EXERCISE REQUIREMENTS:
Images are not part of the copy; transcribe all the data exactly.

++++ DATA FOR THIS TASK

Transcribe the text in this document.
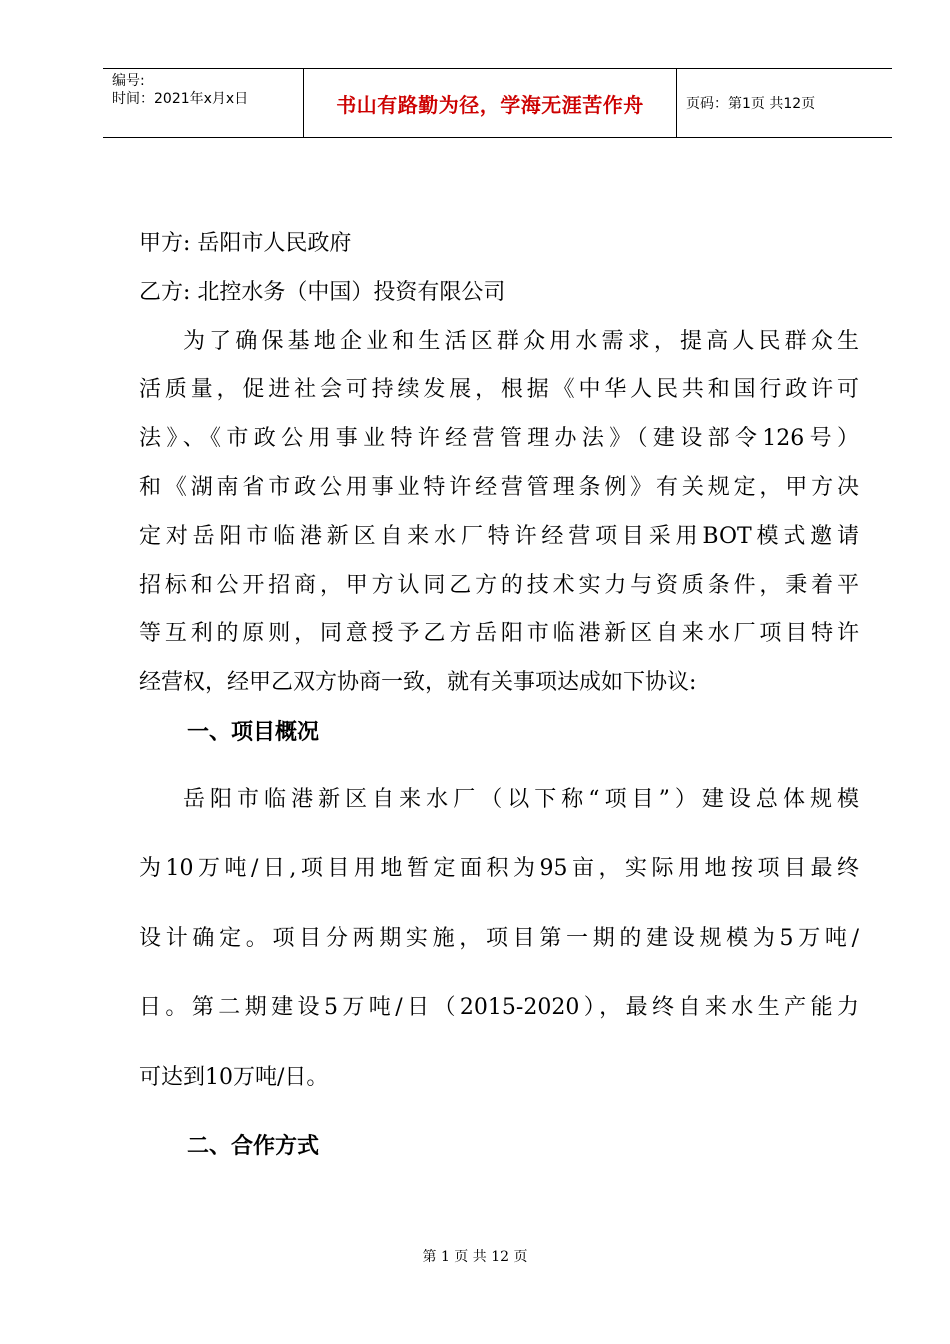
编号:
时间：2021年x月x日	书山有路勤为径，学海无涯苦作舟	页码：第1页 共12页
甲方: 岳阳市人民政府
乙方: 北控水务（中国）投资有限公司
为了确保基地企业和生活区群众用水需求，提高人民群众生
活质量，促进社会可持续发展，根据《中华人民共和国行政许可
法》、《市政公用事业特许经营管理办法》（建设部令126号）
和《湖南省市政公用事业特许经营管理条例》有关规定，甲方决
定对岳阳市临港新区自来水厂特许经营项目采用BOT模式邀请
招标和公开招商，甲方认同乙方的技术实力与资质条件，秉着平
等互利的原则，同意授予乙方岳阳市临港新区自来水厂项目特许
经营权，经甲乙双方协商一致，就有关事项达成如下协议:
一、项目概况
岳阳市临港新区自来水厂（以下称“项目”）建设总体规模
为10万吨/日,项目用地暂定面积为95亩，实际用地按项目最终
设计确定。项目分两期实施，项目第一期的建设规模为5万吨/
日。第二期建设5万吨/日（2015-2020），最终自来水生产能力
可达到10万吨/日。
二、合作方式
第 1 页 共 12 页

++++++++

THE ANSWER:
Transcribe the text in this document.
编号:
时间：2021年x月x日	书山有路勤为径，学海无涯苦作舟	页码：第1页 共12页
甲方: 岳阳市人民政府
乙方: 北控水务（中国）投资有限公司
为了确保基地企业和生活区群众用水需求，提高人民群众生
活质量，促进社会可持续发展，根据《中华人民共和国行政许可
法》、《市政公用事业特许经营管理办法》（建设部令126号）
和《湖南省市政公用事业特许经营管理条例》有关规定，甲方决
定对岳阳市临港新区自来水厂特许经营项目采用BOT模式邀请
招标和公开招商，甲方认同乙方的技术实力与资质条件，秉着平
等互利的原则，同意授予乙方岳阳市临港新区自来水厂项目特许
经营权，经甲乙双方协商一致，就有关事项达成如下协议:
一、项目概况
岳阳市临港新区自来水厂（以下称“项目”）建设总体规模
为10万吨/日,项目用地暂定面积为95亩，实际用地按项目最终
设计确定。项目分两期实施，项目第一期的建设规模为5万吨/
日。第二期建设5万吨/日（2015-2020），最终自来水生产能力
可达到10万吨/日。
二、合作方式
第 1 页 共 12 页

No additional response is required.